* [AIM]:
Collect every line of the records below that contains the word "всех".

━━ MATERIAL SHOWN ━━

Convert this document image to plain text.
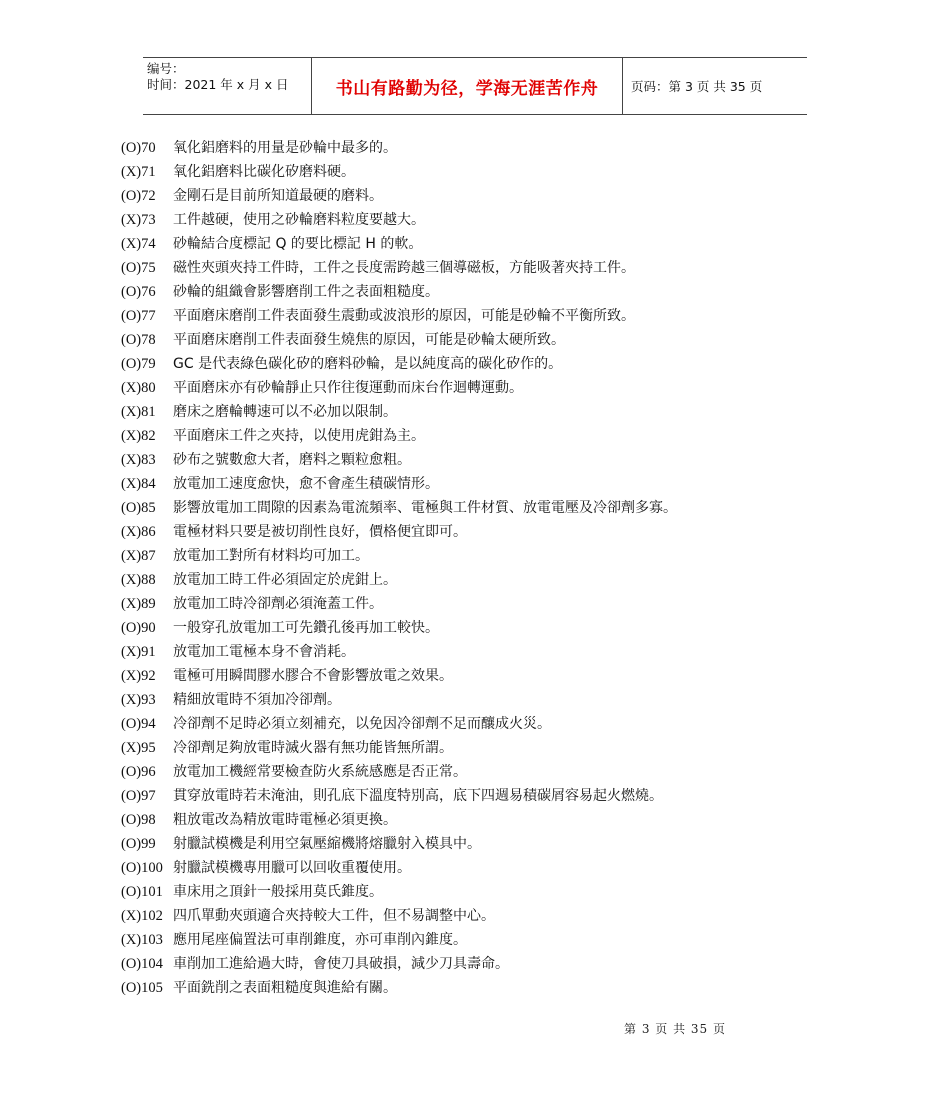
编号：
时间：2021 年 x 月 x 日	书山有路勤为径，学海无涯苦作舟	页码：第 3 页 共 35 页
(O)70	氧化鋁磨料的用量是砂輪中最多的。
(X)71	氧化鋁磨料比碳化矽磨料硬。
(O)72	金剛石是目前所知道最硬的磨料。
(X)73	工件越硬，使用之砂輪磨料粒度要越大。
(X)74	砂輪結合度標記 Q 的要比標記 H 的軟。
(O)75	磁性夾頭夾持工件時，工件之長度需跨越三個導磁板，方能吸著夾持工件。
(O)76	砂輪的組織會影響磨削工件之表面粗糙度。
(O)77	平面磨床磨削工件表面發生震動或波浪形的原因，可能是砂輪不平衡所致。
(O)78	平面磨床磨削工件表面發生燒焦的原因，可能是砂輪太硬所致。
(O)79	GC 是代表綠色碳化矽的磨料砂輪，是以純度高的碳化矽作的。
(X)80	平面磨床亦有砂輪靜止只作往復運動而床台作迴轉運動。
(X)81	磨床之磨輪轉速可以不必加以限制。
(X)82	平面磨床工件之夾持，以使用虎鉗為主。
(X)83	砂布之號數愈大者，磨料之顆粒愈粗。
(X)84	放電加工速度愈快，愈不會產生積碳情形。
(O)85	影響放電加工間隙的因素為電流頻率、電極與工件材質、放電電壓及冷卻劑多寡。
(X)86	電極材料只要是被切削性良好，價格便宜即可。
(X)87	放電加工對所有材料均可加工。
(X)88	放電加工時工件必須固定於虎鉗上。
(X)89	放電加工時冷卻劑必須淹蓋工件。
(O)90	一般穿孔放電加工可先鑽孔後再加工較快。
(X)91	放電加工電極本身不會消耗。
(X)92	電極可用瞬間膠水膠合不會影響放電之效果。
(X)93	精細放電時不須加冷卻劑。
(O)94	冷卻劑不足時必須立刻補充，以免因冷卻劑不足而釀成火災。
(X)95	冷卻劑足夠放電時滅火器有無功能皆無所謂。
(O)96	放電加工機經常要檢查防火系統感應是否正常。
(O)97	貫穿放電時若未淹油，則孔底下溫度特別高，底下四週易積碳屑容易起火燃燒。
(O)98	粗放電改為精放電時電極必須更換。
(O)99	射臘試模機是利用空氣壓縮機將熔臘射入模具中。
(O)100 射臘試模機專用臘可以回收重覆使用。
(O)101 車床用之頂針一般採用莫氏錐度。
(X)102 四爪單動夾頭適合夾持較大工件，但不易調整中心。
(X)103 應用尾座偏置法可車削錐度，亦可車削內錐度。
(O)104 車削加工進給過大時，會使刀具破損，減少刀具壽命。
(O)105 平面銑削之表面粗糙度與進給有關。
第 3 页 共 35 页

━━━
━━ MATERIAL SHOWN ━━

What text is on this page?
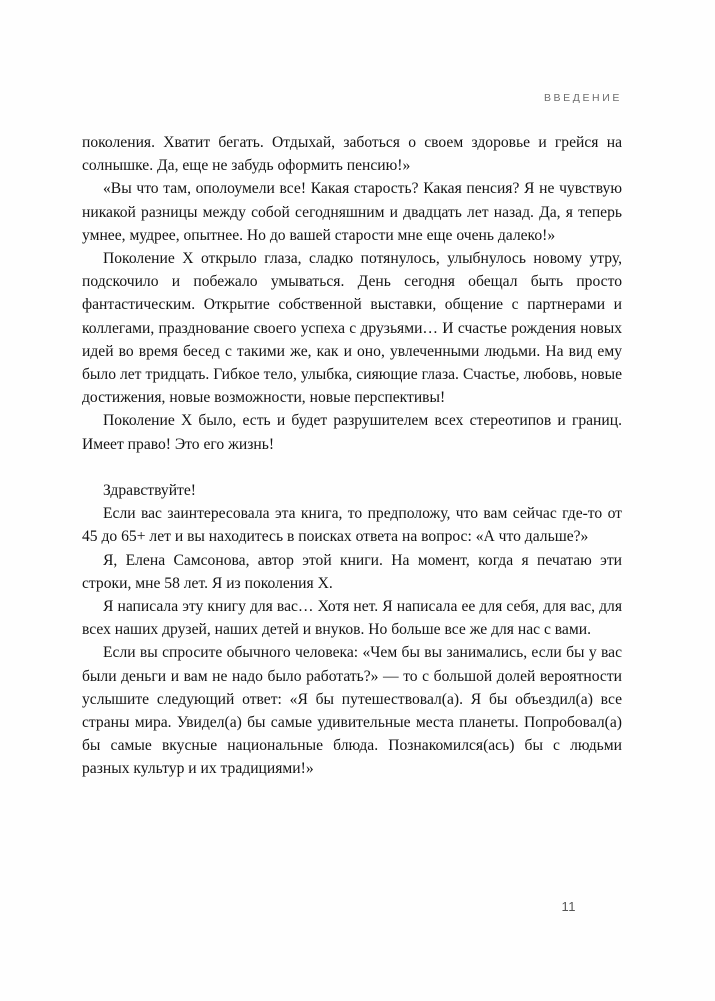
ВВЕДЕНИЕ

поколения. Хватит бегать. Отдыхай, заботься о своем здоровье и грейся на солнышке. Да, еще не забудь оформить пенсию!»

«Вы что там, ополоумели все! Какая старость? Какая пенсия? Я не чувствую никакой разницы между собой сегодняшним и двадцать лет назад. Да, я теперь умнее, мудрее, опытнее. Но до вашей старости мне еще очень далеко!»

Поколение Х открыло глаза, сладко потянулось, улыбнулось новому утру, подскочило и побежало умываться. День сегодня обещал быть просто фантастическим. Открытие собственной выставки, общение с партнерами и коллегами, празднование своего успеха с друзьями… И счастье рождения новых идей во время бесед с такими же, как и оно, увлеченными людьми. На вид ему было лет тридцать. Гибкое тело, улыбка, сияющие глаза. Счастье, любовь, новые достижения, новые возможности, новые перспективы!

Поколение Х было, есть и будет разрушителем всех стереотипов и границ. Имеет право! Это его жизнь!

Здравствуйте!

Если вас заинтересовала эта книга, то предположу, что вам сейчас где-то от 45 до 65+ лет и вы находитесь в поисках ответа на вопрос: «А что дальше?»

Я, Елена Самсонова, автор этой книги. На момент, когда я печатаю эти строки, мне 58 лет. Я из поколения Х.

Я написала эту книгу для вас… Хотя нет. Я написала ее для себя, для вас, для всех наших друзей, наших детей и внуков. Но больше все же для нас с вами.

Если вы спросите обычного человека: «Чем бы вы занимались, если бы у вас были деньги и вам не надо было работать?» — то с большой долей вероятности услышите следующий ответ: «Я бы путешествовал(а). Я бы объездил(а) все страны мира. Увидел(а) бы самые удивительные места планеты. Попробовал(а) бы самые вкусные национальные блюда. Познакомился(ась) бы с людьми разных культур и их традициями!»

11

━━━
━━ MATERIAL SHOWN ━━

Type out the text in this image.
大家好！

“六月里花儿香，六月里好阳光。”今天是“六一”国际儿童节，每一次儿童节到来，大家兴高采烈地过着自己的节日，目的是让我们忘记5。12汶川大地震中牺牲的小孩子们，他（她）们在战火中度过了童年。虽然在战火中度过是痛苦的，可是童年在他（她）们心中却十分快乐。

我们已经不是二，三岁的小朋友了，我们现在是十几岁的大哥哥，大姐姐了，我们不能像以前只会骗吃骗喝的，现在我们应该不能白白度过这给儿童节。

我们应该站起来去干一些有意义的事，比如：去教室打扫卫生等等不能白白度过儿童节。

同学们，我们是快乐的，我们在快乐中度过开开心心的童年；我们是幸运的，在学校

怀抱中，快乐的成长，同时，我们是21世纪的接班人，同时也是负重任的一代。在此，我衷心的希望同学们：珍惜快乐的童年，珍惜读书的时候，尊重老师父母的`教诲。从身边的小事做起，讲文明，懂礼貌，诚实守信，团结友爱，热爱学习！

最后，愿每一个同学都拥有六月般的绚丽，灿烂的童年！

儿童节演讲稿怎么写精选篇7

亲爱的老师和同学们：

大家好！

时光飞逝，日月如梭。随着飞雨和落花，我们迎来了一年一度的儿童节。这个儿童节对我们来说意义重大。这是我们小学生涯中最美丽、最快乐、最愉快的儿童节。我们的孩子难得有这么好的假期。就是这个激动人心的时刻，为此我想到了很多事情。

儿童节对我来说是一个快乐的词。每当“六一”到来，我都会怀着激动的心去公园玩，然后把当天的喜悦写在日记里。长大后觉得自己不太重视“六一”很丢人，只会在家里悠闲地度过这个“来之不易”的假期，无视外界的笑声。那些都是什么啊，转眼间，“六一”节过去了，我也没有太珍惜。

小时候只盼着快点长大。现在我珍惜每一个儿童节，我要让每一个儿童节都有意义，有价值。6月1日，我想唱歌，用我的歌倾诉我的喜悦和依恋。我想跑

━━━

* [RESPONSE BELOW]:
Поколение Х было, есть и будет разрушителем всех стереотипов и границ. Имеет право! Это его жизнь!
Я написала эту книгу для вас… Хотя нет. Я написала ее для себя, для вас, для всех наших друзей, наших детей и внуков. Но больше все же для нас с вами.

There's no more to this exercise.